Problem details: Repeat every line below exactly, word for word.

Given data:

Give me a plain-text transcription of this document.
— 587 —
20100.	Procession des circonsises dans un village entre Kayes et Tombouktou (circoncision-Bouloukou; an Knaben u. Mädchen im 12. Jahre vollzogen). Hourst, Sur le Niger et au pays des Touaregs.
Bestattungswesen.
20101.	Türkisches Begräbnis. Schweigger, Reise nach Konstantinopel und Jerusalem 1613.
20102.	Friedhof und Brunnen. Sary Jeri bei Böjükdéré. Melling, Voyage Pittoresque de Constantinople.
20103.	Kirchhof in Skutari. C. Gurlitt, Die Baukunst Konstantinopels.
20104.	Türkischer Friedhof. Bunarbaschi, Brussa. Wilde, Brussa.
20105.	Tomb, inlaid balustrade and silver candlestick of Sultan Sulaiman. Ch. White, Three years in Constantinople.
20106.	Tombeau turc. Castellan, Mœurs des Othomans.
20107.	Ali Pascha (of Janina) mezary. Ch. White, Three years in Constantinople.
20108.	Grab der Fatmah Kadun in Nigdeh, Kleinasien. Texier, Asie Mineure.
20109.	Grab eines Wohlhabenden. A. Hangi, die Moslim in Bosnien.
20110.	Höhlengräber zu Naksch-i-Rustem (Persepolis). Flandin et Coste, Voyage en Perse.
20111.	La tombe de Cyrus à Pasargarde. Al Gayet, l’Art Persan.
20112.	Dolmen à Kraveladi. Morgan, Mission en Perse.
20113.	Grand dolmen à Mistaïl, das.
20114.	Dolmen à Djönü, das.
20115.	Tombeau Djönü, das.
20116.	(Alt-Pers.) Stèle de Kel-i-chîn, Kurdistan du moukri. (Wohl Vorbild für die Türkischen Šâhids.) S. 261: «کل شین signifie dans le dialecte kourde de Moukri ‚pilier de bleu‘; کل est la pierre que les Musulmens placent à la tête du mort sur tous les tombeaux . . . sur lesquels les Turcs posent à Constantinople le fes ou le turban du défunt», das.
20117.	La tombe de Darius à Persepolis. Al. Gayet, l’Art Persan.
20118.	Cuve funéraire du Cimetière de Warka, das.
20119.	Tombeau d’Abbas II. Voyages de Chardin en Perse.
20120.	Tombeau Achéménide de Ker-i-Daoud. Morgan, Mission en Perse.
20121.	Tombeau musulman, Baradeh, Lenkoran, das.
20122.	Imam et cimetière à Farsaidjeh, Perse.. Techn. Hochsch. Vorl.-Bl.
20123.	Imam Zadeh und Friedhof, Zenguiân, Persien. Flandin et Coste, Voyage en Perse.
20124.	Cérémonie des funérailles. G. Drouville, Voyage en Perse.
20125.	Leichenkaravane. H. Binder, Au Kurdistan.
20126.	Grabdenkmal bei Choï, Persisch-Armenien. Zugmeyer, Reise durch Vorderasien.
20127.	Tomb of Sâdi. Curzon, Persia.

The reply:
Give me a plain-text transcription of this document.
— 587 —
20100.	Procession des circonsises dans un village entre Kayes et Tombouktou (circoncision-Bouloukou; an Knaben u. Mädchen im 12. Jahre vollzogen). Hourst, Sur le Niger et au pays des Touaregs.
Bestattungswesen.
20101.	Türkisches Begräbnis. Schweigger, Reise nach Konstantinopel und Jerusalem 1613.
20102.	Friedhof und Brunnen. Sary Jeri bei Böjükdéré. Melling, Voyage Pittoresque de Constantinople.
20103.	Kirchhof in Skutari. C. Gurlitt, Die Baukunst Konstantinopels.
20104.	Türkischer Friedhof. Bunarbaschi, Brussa. Wilde, Brussa.
20105.	Tomb, inlaid balustrade and silver candlestick of Sultan Sulaiman. Ch. White, Three years in Constantinople.
20106.	Tombeau turc. Castellan, Mœurs des Othomans.
20107.	Ali Pascha (of Janina) mezary. Ch. White, Three years in Constantinople.
20108.	Grab der Fatmah Kadun in Nigdeh, Kleinasien. Texier, Asie Mineure.
20109.	Grab eines Wohlhabenden. A. Hangi, die Moslim in Bosnien.
20110.	Höhlengräber zu Naksch-i-Rustem (Persepolis). Flandin et Coste, Voyage en Perse.
20111.	La tombe de Cyrus à Pasargarde. Al Gayet, l’Art Persan.
20112.	Dolmen à Kraveladi. Morgan, Mission en Perse.
20113.	Grand dolmen à Mistaïl, das.
20114.	Dolmen à Djönü, das.
20115.	Tombeau Djönü, das.
20116.	(Alt-Pers.) Stèle de Kel-i-chîn, Kurdistan du moukri. (Wohl Vorbild für die Türkischen Šâhids.) S. 261: «کل شین signifie dans le dialecte kourde de Moukri ‚pilier de bleu‘; کل est la pierre que les Musulmens placent à la tête du mort sur tous les tombeaux . . . sur lesquels les Turcs posent à Constantinople le fes ou le turban du défunt», das.
20117.	La tombe de Darius à Persepolis. Al. Gayet, l’Art Persan.
20118.	Cuve funéraire du Cimetière de Warka, das.
20119.	Tombeau d’Abbas II. Voyages de Chardin en Perse.
20120.	Tombeau Achéménide de Ker-i-Daoud. Morgan, Mission en Perse.
20121.	Tombeau musulman, Baradeh, Lenkoran, das.
20122.	Imam et cimetière à Farsaidjeh, Perse.. Techn. Hochsch. Vorl.-Bl.
20123.	Imam Zadeh und Friedhof, Zenguiân, Persien. Flandin et Coste, Voyage en Perse.
20124.	Cérémonie des funérailles. G. Drouville, Voyage en Perse.
20125.	Leichenkaravane. H. Binder, Au Kurdistan.
20126.	Grabdenkmal bei Choï, Persisch-Armenien. Zugmeyer, Reise durch Vorderasien.
20127.	Tomb of Sâdi. Curzon, Persia.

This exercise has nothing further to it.